--- start Task inputs ---

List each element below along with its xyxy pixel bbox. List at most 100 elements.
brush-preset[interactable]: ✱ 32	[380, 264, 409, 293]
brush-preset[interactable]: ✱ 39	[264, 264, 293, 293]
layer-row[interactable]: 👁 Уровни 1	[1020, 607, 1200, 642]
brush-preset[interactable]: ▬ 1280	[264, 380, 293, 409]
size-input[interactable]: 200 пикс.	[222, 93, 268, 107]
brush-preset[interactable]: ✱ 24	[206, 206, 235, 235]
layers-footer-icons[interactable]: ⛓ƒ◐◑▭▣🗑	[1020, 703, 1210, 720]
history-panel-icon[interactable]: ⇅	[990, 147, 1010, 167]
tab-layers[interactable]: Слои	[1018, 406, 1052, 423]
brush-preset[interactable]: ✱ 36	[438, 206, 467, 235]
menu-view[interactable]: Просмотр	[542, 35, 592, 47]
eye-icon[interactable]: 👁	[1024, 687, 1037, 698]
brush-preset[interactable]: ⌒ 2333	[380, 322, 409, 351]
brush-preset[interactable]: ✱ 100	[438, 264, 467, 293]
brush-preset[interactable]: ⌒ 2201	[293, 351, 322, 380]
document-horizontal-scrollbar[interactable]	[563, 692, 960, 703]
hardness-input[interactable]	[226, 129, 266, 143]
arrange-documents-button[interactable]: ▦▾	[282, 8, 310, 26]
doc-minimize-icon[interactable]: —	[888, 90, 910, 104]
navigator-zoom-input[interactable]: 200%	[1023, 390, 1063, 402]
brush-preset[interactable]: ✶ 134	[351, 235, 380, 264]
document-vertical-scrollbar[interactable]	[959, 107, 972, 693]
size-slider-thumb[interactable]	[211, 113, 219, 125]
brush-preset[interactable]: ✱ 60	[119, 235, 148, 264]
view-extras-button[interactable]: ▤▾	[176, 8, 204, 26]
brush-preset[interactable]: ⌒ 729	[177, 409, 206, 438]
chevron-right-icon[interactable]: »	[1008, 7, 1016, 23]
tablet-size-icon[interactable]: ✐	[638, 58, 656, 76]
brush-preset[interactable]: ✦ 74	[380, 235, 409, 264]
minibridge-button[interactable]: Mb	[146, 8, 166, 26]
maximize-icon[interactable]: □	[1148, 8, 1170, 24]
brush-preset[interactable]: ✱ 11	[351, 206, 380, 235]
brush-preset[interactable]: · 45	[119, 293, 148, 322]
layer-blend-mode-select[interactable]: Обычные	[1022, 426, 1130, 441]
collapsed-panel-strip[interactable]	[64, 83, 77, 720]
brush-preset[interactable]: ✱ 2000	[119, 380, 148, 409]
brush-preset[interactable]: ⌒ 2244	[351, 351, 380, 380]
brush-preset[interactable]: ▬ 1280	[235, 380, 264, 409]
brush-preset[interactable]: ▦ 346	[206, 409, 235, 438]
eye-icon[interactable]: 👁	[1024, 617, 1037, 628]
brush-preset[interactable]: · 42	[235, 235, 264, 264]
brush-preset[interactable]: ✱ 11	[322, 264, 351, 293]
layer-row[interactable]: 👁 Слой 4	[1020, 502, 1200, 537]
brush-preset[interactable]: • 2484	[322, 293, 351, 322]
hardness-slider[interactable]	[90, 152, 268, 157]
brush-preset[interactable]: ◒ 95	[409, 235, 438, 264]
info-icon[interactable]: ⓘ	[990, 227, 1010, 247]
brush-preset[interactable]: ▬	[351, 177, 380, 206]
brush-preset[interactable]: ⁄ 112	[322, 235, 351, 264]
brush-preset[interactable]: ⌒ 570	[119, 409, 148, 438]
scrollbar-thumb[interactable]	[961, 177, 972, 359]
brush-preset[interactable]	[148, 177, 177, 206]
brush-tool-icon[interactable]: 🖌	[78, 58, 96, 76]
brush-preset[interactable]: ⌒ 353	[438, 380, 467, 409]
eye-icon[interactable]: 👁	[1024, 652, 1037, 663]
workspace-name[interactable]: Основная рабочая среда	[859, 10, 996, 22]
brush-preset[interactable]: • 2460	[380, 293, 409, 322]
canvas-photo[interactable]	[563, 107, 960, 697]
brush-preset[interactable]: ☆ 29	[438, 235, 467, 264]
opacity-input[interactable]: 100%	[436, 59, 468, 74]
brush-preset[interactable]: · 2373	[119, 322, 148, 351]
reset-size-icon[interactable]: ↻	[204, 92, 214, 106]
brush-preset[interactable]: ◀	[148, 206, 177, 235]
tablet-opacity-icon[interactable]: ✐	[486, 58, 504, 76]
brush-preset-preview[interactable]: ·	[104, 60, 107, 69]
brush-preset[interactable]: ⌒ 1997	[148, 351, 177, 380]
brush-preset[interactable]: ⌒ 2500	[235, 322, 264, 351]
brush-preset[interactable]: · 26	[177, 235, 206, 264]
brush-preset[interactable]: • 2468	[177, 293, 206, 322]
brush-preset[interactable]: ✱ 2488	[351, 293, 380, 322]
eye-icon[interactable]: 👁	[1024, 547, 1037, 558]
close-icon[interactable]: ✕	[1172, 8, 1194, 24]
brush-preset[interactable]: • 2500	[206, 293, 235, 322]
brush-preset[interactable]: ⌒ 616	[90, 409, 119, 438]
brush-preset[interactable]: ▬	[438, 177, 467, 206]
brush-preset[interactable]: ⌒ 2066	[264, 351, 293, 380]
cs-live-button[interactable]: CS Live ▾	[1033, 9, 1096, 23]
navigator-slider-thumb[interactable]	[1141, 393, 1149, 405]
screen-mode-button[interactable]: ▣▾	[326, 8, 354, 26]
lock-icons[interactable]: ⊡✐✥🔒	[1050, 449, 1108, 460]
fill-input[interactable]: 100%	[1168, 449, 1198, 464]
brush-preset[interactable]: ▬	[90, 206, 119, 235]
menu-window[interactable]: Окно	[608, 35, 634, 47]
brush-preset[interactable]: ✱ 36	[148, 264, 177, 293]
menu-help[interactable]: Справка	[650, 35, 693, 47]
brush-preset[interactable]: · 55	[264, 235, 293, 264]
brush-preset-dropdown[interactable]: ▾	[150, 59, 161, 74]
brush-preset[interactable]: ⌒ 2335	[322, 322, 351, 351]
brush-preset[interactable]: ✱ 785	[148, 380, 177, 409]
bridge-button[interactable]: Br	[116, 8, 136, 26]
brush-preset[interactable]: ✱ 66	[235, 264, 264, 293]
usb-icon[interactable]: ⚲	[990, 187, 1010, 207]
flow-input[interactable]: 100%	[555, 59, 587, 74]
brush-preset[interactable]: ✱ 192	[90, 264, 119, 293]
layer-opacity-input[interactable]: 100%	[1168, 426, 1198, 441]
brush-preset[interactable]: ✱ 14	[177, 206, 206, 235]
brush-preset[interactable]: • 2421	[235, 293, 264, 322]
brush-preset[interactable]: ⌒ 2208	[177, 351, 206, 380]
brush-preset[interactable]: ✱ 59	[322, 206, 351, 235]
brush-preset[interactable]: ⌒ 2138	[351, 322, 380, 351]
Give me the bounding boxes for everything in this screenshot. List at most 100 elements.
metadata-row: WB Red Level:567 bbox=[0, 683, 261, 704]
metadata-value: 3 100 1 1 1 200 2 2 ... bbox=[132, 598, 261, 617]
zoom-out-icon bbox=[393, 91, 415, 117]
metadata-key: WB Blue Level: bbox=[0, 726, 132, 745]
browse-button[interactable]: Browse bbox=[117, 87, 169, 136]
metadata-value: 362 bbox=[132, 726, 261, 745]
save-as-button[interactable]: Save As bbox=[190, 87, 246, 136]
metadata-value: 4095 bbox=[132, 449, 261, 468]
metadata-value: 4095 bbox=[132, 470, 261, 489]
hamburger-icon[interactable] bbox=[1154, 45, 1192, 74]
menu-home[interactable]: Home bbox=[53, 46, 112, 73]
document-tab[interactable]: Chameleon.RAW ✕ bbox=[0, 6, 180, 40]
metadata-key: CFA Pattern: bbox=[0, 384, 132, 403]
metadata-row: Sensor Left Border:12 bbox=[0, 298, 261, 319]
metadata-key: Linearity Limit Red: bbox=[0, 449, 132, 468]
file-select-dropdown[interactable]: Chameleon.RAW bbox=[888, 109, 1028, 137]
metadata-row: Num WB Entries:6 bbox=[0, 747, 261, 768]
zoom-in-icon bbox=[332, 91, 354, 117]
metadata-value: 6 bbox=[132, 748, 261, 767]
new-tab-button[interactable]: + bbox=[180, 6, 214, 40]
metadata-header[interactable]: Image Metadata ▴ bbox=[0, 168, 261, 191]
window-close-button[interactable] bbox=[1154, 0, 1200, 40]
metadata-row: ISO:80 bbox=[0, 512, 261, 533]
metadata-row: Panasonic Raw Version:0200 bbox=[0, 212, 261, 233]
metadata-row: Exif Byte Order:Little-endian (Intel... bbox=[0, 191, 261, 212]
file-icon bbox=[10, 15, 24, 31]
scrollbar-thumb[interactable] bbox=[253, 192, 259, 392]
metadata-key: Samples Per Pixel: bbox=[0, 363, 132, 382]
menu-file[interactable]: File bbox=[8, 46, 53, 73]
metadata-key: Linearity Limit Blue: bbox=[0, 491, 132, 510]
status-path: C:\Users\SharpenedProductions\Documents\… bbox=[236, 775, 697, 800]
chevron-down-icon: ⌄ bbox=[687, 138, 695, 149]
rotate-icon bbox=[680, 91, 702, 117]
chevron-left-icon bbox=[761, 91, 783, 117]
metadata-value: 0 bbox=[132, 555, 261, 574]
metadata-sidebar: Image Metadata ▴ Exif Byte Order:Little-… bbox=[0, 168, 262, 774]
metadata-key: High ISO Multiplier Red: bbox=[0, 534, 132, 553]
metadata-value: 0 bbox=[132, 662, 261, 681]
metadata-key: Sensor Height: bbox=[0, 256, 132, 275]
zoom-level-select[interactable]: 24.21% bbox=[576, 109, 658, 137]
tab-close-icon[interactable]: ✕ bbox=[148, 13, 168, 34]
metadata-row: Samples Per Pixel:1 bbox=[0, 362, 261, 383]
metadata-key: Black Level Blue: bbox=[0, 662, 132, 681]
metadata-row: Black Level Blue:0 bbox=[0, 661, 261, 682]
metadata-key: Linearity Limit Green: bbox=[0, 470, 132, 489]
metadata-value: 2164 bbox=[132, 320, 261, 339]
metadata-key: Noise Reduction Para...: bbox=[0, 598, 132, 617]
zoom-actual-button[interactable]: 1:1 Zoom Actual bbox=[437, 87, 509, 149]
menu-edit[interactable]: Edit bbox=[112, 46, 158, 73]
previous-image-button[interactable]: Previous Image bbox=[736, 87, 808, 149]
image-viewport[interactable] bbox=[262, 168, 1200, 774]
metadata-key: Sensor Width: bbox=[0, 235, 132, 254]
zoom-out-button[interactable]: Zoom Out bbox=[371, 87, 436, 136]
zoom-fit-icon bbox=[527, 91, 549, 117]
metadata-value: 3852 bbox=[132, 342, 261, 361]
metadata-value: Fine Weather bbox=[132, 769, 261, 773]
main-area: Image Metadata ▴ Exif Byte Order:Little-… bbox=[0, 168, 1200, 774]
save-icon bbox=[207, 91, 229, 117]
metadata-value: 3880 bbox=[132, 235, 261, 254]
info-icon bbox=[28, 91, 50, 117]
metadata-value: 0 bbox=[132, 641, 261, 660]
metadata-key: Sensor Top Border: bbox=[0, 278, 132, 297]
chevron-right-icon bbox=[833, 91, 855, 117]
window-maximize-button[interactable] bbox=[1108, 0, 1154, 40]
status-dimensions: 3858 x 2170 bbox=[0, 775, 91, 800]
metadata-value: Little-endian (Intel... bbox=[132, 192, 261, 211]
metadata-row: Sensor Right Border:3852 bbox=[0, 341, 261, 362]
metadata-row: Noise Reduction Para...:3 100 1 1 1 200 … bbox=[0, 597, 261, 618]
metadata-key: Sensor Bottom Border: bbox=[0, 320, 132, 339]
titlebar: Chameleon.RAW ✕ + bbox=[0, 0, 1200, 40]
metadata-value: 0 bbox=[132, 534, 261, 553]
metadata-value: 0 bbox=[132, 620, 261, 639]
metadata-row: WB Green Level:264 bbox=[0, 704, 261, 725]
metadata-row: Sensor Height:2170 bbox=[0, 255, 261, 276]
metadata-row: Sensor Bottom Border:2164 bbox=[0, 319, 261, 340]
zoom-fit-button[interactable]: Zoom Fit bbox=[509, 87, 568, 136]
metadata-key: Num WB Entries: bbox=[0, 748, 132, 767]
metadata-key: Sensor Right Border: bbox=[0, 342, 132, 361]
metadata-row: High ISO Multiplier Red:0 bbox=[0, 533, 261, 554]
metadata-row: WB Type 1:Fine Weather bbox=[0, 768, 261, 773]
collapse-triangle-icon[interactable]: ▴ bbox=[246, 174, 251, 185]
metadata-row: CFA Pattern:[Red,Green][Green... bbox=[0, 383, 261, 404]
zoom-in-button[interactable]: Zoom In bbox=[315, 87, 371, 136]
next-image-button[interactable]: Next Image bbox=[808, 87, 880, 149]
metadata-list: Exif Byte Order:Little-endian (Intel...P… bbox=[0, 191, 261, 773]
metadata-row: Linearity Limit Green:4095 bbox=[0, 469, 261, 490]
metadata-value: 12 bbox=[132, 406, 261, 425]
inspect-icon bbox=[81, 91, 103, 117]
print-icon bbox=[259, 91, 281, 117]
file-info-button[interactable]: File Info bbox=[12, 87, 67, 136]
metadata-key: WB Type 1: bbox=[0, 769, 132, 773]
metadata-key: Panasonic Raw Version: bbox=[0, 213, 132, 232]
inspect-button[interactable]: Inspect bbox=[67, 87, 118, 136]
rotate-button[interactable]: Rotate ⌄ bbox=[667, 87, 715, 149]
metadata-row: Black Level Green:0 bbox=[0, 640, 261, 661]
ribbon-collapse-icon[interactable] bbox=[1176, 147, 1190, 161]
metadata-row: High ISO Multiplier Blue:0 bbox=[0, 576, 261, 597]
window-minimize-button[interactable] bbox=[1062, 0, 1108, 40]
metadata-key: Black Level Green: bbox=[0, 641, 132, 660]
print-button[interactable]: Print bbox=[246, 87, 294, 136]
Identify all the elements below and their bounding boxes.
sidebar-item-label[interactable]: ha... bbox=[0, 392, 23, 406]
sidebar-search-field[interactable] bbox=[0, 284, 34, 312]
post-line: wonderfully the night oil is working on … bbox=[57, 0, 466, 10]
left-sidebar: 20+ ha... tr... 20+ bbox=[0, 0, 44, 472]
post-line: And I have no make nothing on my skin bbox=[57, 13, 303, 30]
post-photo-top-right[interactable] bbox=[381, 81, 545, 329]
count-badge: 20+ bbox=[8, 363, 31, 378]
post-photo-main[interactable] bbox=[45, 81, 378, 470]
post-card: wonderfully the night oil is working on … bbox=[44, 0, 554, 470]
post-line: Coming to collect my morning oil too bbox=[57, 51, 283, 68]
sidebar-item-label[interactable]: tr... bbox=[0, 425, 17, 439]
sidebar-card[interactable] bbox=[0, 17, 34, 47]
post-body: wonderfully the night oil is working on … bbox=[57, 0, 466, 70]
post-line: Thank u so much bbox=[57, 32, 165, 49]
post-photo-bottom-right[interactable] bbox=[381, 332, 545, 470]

--- end Task inputs ---

# [Objective]
Please print everything from the start of the material above down to the line that contains "390, 1063, 402]", including that line, keeping each line as it appears.

# [Solved exercise]
List each element below along with its xyxy pixel bbox. List at most 100 elements.
brush-preset[interactable]: ✱ 32	[380, 264, 409, 293]
brush-preset[interactable]: ✱ 39	[264, 264, 293, 293]
layer-row[interactable]: 👁 Уровни 1	[1020, 607, 1200, 642]
brush-preset[interactable]: ▬ 1280	[264, 380, 293, 409]
size-input[interactable]: 200 пикс.	[222, 93, 268, 107]
brush-preset[interactable]: ✱ 24	[206, 206, 235, 235]
layers-footer-icons[interactable]: ⛓ƒ◐◑▭▣🗑	[1020, 703, 1210, 720]
history-panel-icon[interactable]: ⇅	[990, 147, 1010, 167]
tab-layers[interactable]: Слои	[1018, 406, 1052, 423]
brush-preset[interactable]: ✱ 36	[438, 206, 467, 235]
menu-view[interactable]: Просмотр	[542, 35, 592, 47]
eye-icon[interactable]: 👁	[1024, 687, 1037, 698]
brush-preset[interactable]: ⌒ 2333	[380, 322, 409, 351]
brush-preset[interactable]: ✱ 100	[438, 264, 467, 293]
brush-preset[interactable]: ⌒ 2201	[293, 351, 322, 380]
document-horizontal-scrollbar[interactable]	[563, 692, 960, 703]
hardness-input[interactable]	[226, 129, 266, 143]
arrange-documents-button[interactable]: ▦▾	[282, 8, 310, 26]
doc-minimize-icon[interactable]: —	[888, 90, 910, 104]
navigator-zoom-input[interactable]: 200%	[1023, 390, 1063, 402]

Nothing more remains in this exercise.